------ Task input

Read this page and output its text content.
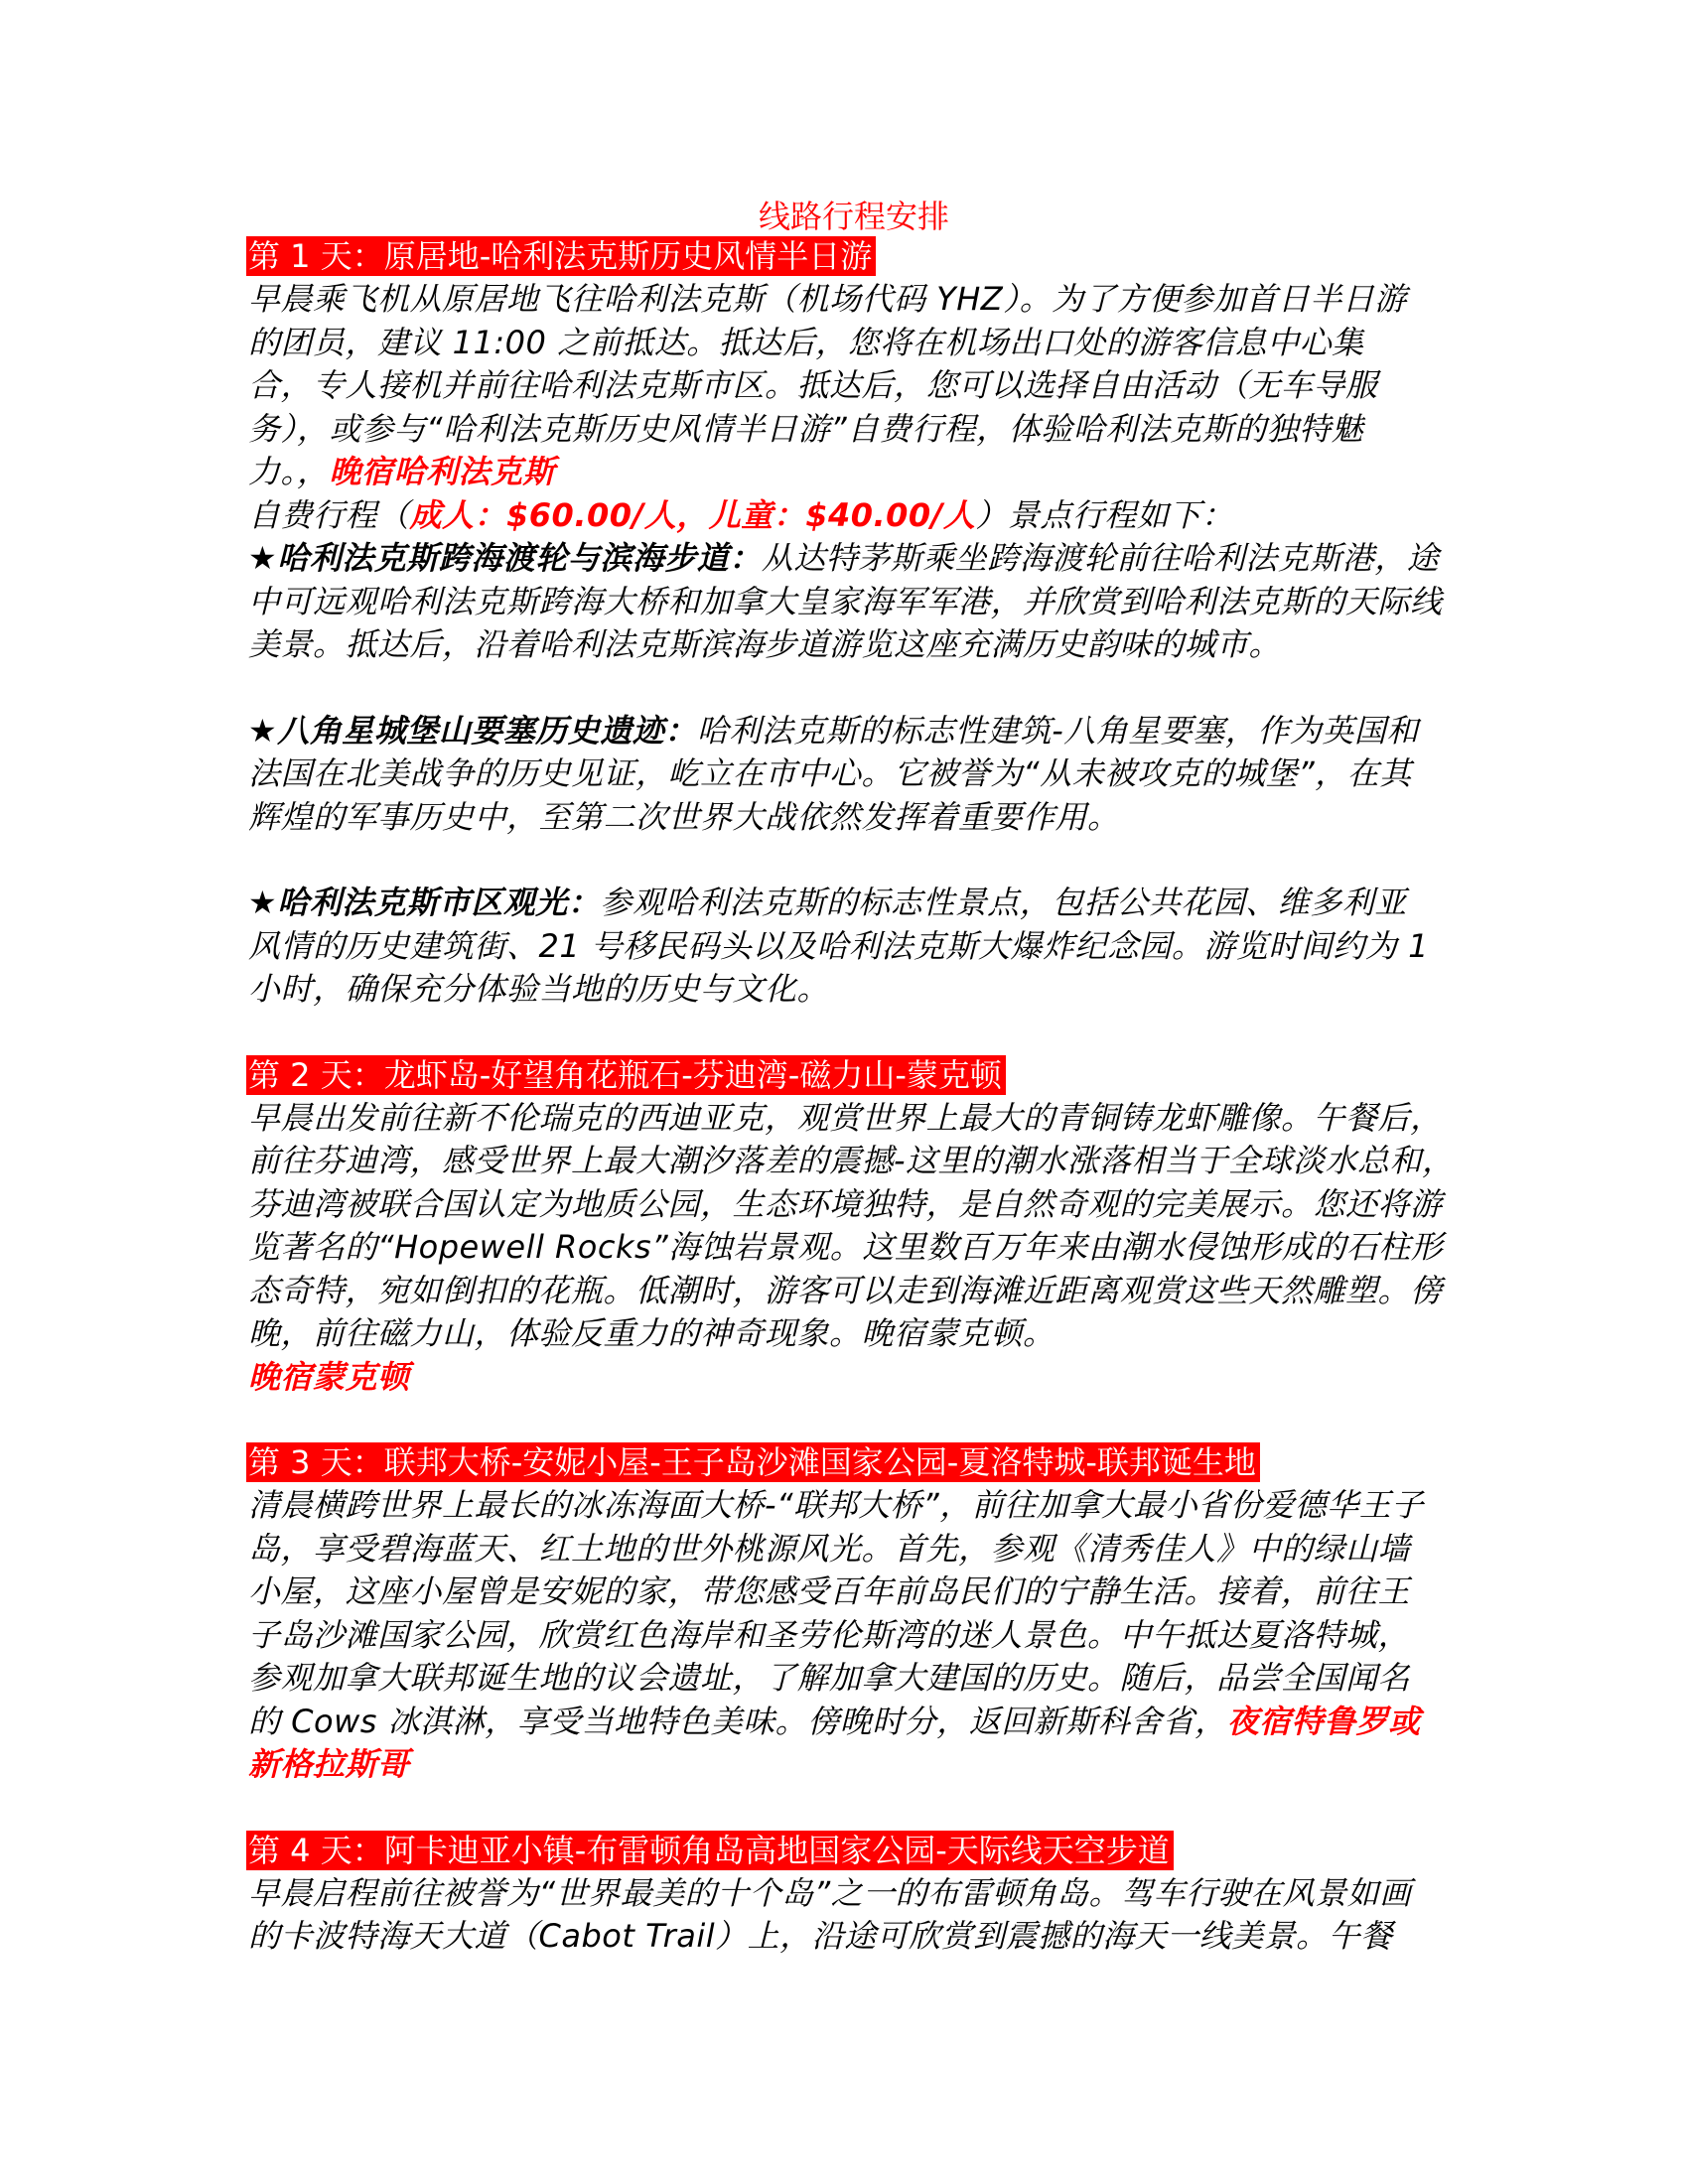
线路行程安排
第 1 天：原居地-哈利法克斯历史风情半日游

早晨乘飞机从原居地飞往哈利法克斯（机场代码 YHZ）。为了方便参加首日半日游的团员，建议 11:00 之前抵达。抵达后，您将在机场出口处的游客信息中心集合，专人接机并前往哈利法克斯市区。抵达后，您可以选择自由活动（无车导服务），或参与“哈利法克斯历史风情半日游”自费行程，体验哈利法克斯的独特魅力。，晚宿哈利法克斯

自费行程（成人：$60.00/人，儿童：$40.00/人）景点行程如下：

★哈利法克斯跨海渡轮与滨海步道：从达特茅斯乘坐跨海渡轮前往哈利法克斯港，途中可远观哈利法克斯跨海大桥和加拿大皇家海军军港，并欣赏到哈利法克斯的天际线美景。抵达后，沿着哈利法克斯滨海步道游览这座充满历史韵味的城市。

★八角星城堡山要塞历史遗迹：哈利法克斯的标志性建筑-八角星要塞，作为英国和法国在北美战争的历史见证，屹立在市中心。它被誉为“从未被攻克的城堡”，在其辉煌的军事历史中，至第二次世界大战依然发挥着重要作用。

★哈利法克斯市区观光：参观哈利法克斯的标志性景点，包括公共花园、维多利亚风情的历史建筑街、21 号移民码头以及哈利法克斯大爆炸纪念园。游览时间约为 1 小时，确保充分体验当地的历史与文化。

第 2 天：龙虾岛-好望角花瓶石-芬迪湾-磁力山-蒙克顿

早晨出发前往新不伦瑞克的西迪亚克，观赏世界上最大的青铜铸龙虾雕像。午餐后，前往芬迪湾，感受世界上最大潮汐落差的震撼-这里的潮水涨落相当于全球淡水总和，芬迪湾被联合国认定为地质公园，生态环境独特，是自然奇观的完美展示。您还将游览著名的“Hopewell Rocks”海蚀岩景观。这里数百万年来由潮水侵蚀形成的石柱形态奇特，宛如倒扣的花瓶。低潮时，游客可以走到海滩近距离观赏这些天然雕塑。傍晚，前往磁力山，体验反重力的神奇现象。晚宿蒙克顿。

晚宿蒙克顿

第 3 天：联邦大桥-安妮小屋-王子岛沙滩国家公园-夏洛特城-联邦诞生地

清晨横跨世界上最长的冰冻海面大桥-“联邦大桥”，前往加拿大最小省份爱德华王子岛，享受碧海蓝天、红土地的世外桃源风光。首先，参观《清秀佳人》中的绿山墙小屋，这座小屋曾是安妮的家，带您感受百年前岛民们的宁静生活。接着，前往王子岛沙滩国家公园，欣赏红色海岸和圣劳伦斯湾的迷人景色。中午抵达夏洛特城，参观加拿大联邦诞生地的议会遗址，了解加拿大建国的历史。随后，品尝全国闻名的 Cows 冰淇淋，享受当地特色美味。傍晚时分，返回新斯科舍省，夜宿特鲁罗或新格拉斯哥

第 4 天：阿卡迪亚小镇-布雷顿角岛高地国家公园-天际线天空步道

早晨启程前往被誉为“世界最美的十个岛”之一的布雷顿角岛。驾车行驶在风景如画的卡波特海天大道（Cabot Trail）上，沿途可欣赏到震撼的海天一线美景。午餐
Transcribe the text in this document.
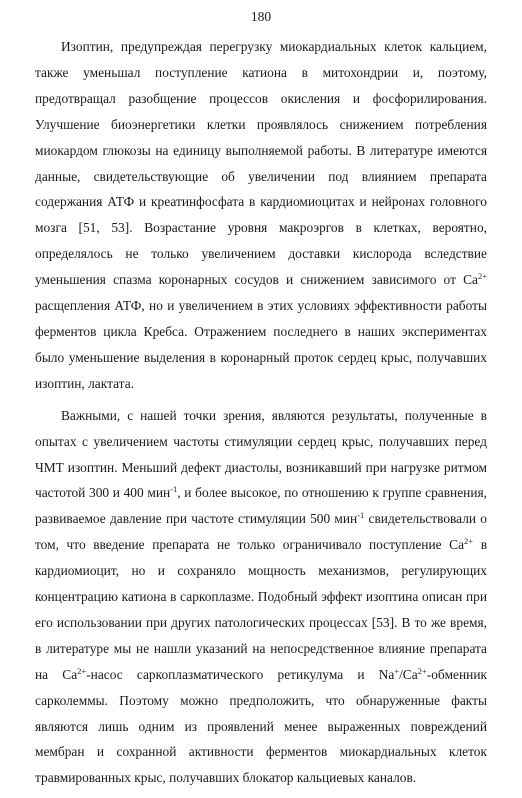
180

Изоптин, предупреждая перегрузку миокардиальных клеток кальцием, также уменьшал поступление катиона в митохондрии и, поэтому, предотвращал разобщение процессов окисления и фосфорилирования. Улучшение биоэнергетики клетки проявлялось снижением потребления миокардом глюкозы на единицу выполняемой работы. В литературе имеются данные, свидетельствующие об увеличении под влиянием препарата содержания АТФ и креатинфосфата в кардиомиоцитах и нейронах головного мозга [51, 53]. Возрастание уровня макроэргов в клетках, вероятно, определялось не только увеличением доставки кислорода вследствие уменьшения спазма коронарных сосудов и снижением зависимого от $Ca^{2+}$ расщепления АТФ, но и увеличением в этих условиях эффективности работы ферментов цикла Кребса. Отражением последнего в наших экспериментах было уменьшение выделения в коронарный проток сердец крыс, получавших изоптин, лактата.

Важными, с нашей точки зрения, являются результаты, полученные в опытах с увеличением частоты стимуляции сердец крыс, получавших перед ЧМТ изоптин. Меньший дефект диастолы, возникавший при нагрузке ритмом частотой 300 и 400 мин$^{-1}$, и более высокое, по отношению к группе сравнения, развиваемое давление при частоте стимуляции 500 мин$^{-1}$ свидетельствовали о том, что введение препарата не только ограничивало поступление $Ca^{2+}$ в кардиомиоцит, но и сохраняло мощность механизмов, регулирующих концентрацию катиона в саркоплазме. Подобный эффект изоптина описан при его использовании при других патологических процессах [53]. В то же время, в литературе мы не нашли указаний на непосредственное влияние препарата на $Ca^{2+}$-насос саркоплазматического ретикулума и $Na^+/Ca^{2+}$-обменник сарколеммы. Поэтому можно предположить, что обнаруженные факты являются лишь одним из проявлений менее выраженных повреждений мембран и сохранной активности ферментов миокардиальных клеток травмированных крыс, получавших блокатор кальциевых каналов.
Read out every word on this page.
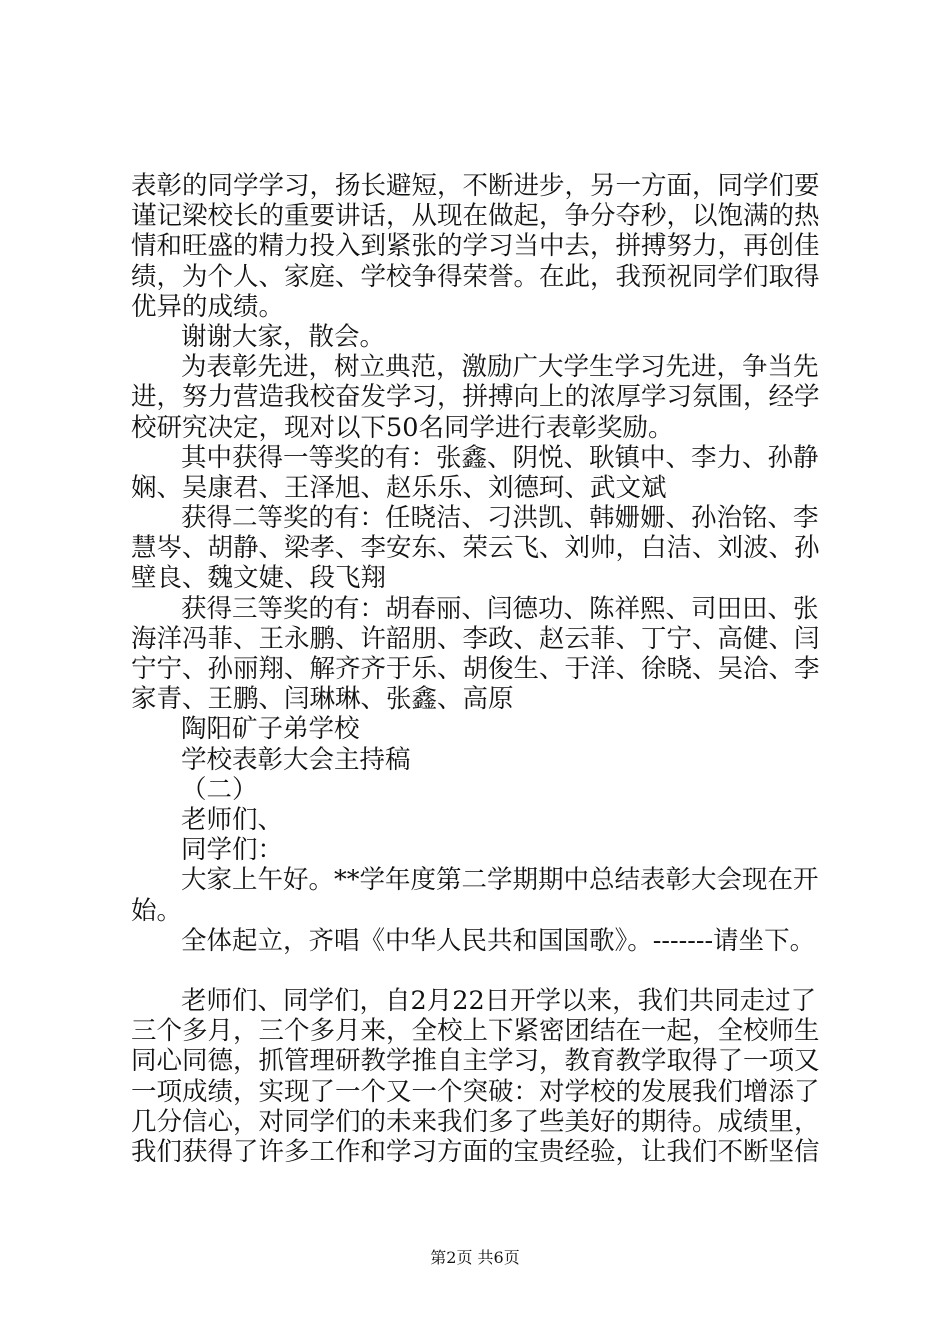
表彰的同学学习，扬长避短，不断进步，另一方面，同学们要
谨记梁校长的重要讲话，从现在做起，争分夺秒，以饱满的热
情和旺盛的精力投入到紧张的学习当中去，拼搏努力，再创佳
绩，为个人、家庭、学校争得荣誉。在此，我预祝同学们取得
优异的成绩。
谢谢大家，散会。
为表彰先进，树立典范，激励广大学生学习先进，争当先
进，努力营造我校奋发学习，拼搏向上的浓厚学习氛围，经学
校研究决定，现对以下50名同学进行表彰奖励。
其中获得一等奖的有：张鑫、阴悦、耿镇中、李力、孙静
娴、吴康君、王泽旭、赵乐乐、刘德珂、武文斌
获得二等奖的有：任晓洁、刁洪凯、韩姗姗、孙治铭、李
慧岑、胡静、梁孝、李安东、荣云飞、刘帅，白洁、刘波、孙
壁良、魏文婕、段飞翔
获得三等奖的有：胡春丽、闫德功、陈祥熙、司田田、张
海洋冯菲、王永鹏、许韶朋、李政、赵云菲、丁宁、高健、闫
宁宁、孙丽翔、解齐齐于乐、胡俊生、于洋、徐晓、吴洽、李
家青、王鹏、闫琳琳、张鑫、高原
陶阳矿子弟学校
学校表彰大会主持稿
（二）
老师们、
同学们：
大家上午好。**学年度第二学期期中总结表彰大会现在开
始。
全体起立，齐唱《中华人民共和国国歌》。-------请坐下。
老师们、同学们，自2月22日开学以来，我们共同走过了
三个多月，三个多月来，全校上下紧密团结在一起，全校师生
同心同德，抓管理研教学推自主学习，教育教学取得了一项又
一项成绩，实现了一个又一个突破：对学校的发展我们增添了
几分信心，对同学们的未来我们多了些美好的期待。成绩里，
我们获得了许多工作和学习方面的宝贵经验，让我们不断坚信
第2页 共6页
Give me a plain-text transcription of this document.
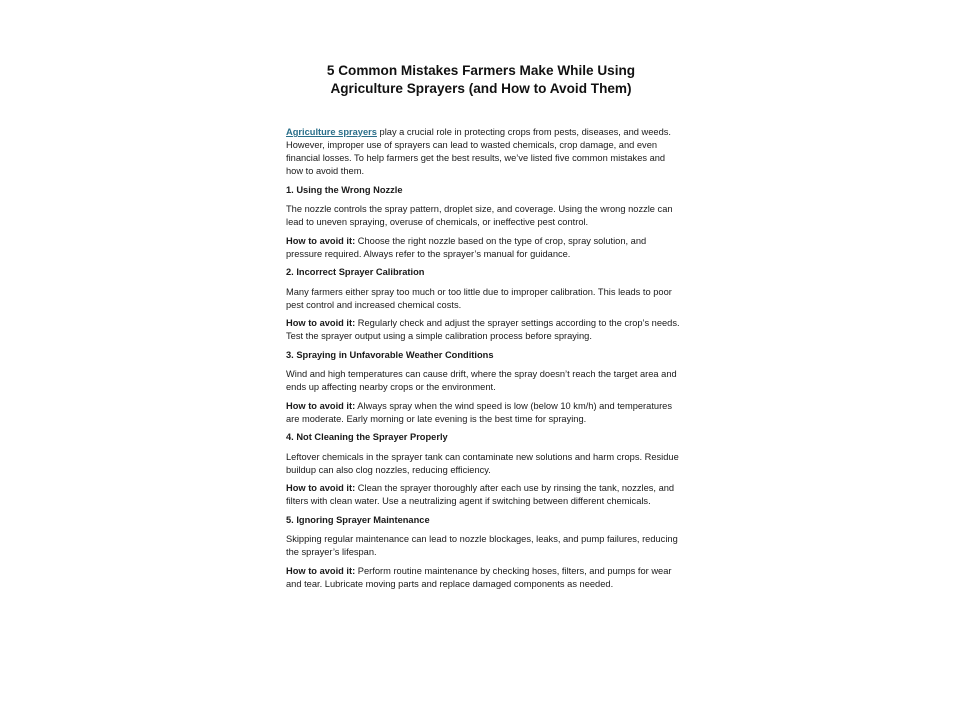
5 Common Mistakes Farmers Make While Using
Agriculture Sprayers (and How to Avoid Them)

Agriculture sprayers play a crucial role in protecting crops from pests, diseases, and weeds. However, improper use of sprayers can lead to wasted chemicals, crop damage, and even financial losses. To help farmers get the best results, we’ve listed five common mistakes and how to avoid them.

1. Using the Wrong Nozzle

The nozzle controls the spray pattern, droplet size, and coverage. Using the wrong nozzle can lead to uneven spraying, overuse of chemicals, or ineffective pest control.

How to avoid it: Choose the right nozzle based on the type of crop, spray solution, and pressure required. Always refer to the sprayer’s manual for guidance.

2. Incorrect Sprayer Calibration

Many farmers either spray too much or too little due to improper calibration. This leads to poor pest control and increased chemical costs.

How to avoid it: Regularly check and adjust the sprayer settings according to the crop’s needs. Test the sprayer output using a simple calibration process before spraying.

3. Spraying in Unfavorable Weather Conditions

Wind and high temperatures can cause drift, where the spray doesn’t reach the target area and ends up affecting nearby crops or the environment.

How to avoid it: Always spray when the wind speed is low (below 10 km/h) and temperatures are moderate. Early morning or late evening is the best time for spraying.

4. Not Cleaning the Sprayer Properly

Leftover chemicals in the sprayer tank can contaminate new solutions and harm crops. Residue buildup can also clog nozzles, reducing efficiency.

How to avoid it: Clean the sprayer thoroughly after each use by rinsing the tank, nozzles, and filters with clean water. Use a neutralizing agent if switching between different chemicals.

5. Ignoring Sprayer Maintenance

Skipping regular maintenance can lead to nozzle blockages, leaks, and pump failures, reducing the sprayer’s lifespan.

How to avoid it: Perform routine maintenance by checking hoses, filters, and pumps for wear and tear. Lubricate moving parts and replace damaged components as needed.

------------

* Required work *
Find the string "document" in the entries above and return each line that holds it.

* Final answer *
Transcribe the text in this document.
Give me a plain-text transcription of this document.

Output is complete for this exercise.